WHAT THE EXERCISE ASKS> Find all the lines with "text" and gather them.

ITEMS>
★ ★ ★
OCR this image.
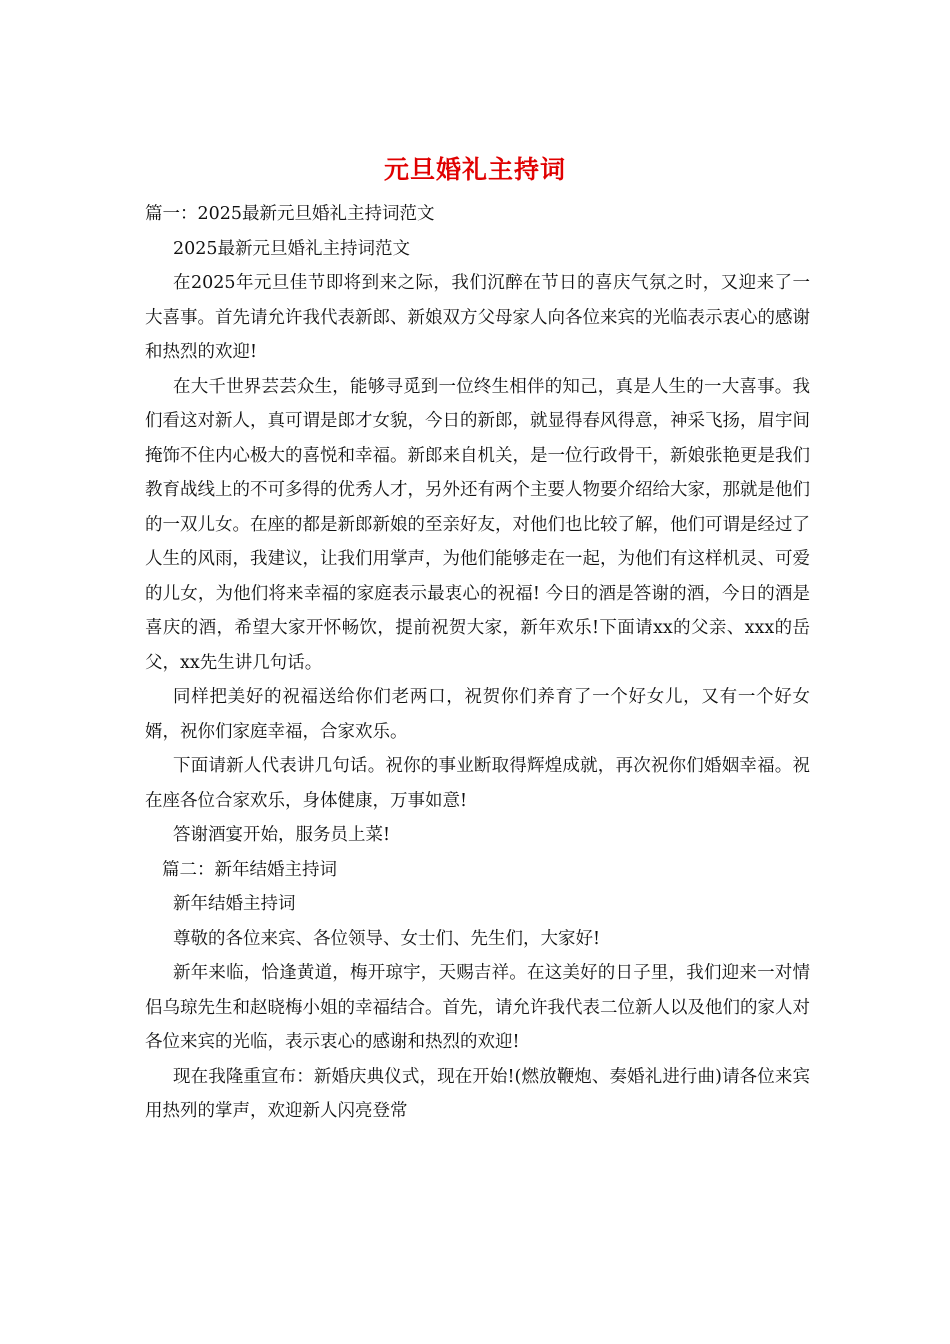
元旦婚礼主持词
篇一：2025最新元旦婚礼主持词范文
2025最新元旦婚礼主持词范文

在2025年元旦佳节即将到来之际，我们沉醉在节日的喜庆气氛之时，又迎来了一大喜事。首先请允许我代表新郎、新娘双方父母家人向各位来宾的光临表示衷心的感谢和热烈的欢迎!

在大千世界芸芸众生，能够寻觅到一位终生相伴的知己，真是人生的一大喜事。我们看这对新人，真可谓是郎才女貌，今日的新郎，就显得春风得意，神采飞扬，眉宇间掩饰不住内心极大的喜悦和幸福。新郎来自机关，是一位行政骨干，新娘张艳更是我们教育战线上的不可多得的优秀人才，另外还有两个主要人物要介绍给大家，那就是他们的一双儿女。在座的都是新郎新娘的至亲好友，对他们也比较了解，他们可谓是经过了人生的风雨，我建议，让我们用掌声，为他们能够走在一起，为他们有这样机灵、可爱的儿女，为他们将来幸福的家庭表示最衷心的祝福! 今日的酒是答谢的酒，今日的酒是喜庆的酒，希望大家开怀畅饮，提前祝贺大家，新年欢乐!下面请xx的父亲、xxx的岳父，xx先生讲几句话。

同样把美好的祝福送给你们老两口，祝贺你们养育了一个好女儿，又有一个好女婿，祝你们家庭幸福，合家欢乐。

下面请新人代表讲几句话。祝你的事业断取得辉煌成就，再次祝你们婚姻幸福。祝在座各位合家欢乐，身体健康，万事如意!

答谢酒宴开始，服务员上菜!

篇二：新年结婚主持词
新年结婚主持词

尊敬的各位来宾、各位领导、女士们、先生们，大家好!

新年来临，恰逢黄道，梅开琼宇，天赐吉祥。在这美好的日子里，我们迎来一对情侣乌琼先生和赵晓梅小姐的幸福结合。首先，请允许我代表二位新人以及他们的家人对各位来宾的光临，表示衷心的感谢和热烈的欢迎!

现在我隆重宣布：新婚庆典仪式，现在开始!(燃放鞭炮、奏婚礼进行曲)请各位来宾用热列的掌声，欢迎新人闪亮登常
★ ★ ★
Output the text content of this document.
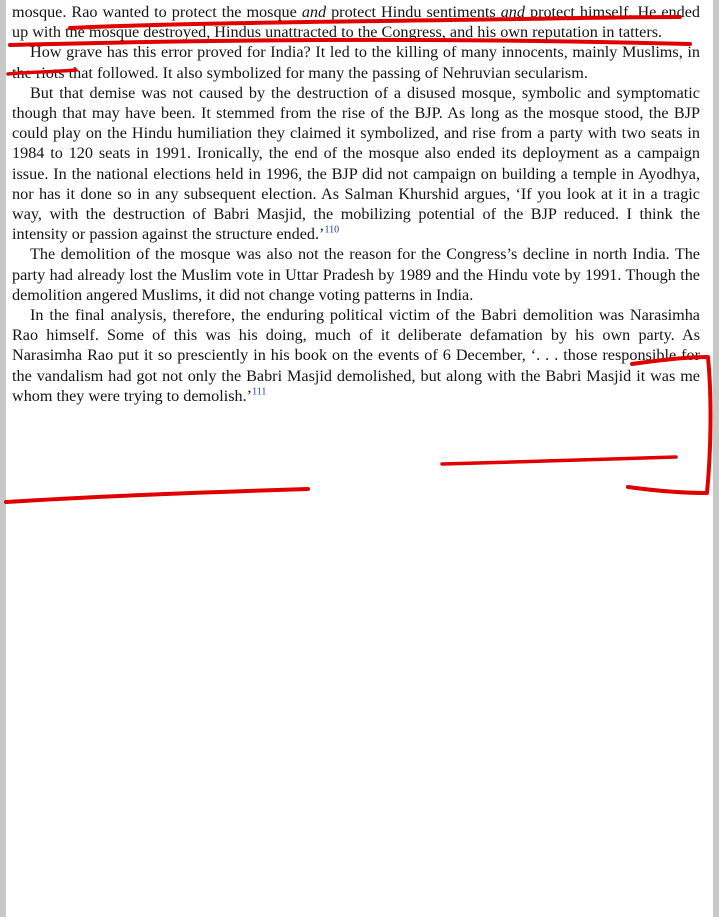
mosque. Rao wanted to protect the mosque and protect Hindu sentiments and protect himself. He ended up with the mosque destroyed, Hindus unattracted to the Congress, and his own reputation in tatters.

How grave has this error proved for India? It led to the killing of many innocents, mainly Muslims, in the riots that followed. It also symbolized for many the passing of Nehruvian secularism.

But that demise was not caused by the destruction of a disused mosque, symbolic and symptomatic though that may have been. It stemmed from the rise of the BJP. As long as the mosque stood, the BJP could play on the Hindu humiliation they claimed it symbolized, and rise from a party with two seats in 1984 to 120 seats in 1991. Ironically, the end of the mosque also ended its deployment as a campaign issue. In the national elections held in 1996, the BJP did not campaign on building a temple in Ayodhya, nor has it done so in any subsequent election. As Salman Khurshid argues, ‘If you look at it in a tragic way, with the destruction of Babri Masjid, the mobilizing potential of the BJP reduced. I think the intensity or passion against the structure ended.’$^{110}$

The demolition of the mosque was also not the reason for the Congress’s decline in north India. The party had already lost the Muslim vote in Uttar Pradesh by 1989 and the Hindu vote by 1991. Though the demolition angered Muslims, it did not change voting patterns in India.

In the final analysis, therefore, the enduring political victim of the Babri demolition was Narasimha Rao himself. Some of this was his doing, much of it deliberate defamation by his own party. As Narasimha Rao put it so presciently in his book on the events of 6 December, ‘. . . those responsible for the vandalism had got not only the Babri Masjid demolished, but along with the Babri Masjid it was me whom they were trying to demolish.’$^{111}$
★ ★ ★
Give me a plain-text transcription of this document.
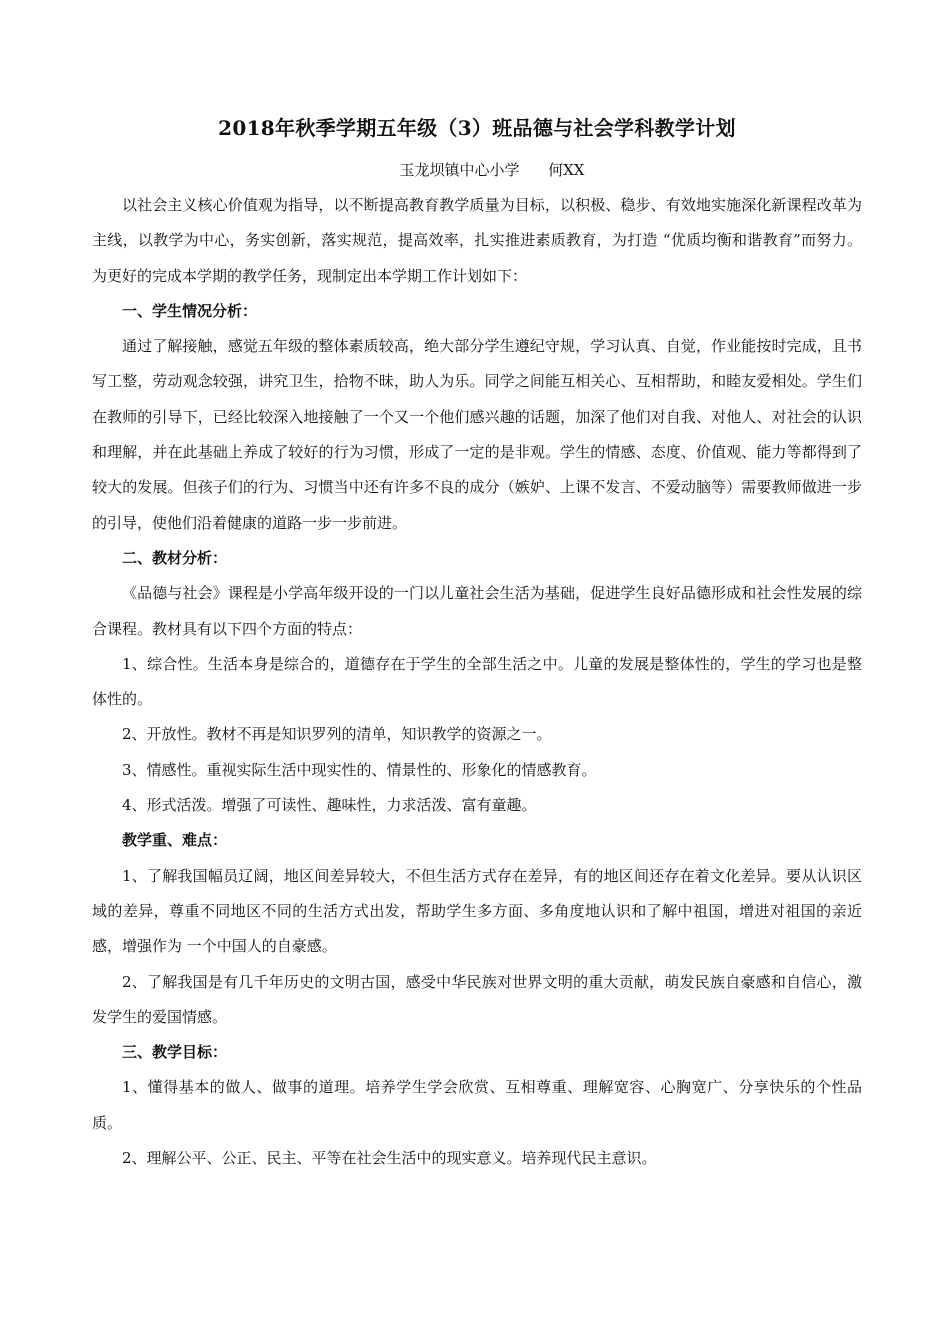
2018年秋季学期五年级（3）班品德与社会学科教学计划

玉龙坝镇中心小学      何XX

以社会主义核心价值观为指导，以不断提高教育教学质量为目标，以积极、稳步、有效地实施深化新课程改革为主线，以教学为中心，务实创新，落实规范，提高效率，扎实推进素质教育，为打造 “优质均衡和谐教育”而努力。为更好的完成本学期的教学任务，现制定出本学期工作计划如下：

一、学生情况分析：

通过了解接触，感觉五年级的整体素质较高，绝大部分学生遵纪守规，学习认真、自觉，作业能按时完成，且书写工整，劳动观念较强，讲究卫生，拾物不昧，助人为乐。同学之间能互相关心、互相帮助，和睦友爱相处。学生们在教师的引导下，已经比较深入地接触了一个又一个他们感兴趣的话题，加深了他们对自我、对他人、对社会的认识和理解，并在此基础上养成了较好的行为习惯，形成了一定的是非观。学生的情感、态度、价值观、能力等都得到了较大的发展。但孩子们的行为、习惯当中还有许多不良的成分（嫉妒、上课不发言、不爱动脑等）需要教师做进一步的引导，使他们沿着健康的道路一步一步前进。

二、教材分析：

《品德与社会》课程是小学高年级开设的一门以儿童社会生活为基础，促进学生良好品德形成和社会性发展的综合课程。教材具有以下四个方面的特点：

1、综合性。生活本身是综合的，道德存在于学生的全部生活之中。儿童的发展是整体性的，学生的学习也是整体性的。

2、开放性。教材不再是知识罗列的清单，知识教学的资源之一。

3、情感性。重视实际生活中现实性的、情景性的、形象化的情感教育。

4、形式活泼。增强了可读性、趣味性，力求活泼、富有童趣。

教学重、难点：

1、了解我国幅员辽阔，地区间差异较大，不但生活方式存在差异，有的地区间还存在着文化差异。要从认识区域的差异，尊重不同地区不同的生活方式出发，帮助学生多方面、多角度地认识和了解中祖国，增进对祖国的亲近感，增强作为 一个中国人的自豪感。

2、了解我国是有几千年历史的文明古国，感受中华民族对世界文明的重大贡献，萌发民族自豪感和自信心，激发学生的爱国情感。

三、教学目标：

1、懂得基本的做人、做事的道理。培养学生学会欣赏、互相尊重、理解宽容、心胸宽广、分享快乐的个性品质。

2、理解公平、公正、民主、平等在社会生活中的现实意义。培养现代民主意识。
★ ★ ★
RESPONSE TO THIS TASK>
Output the text content of this document.
Give me a plain-text transcription of this document.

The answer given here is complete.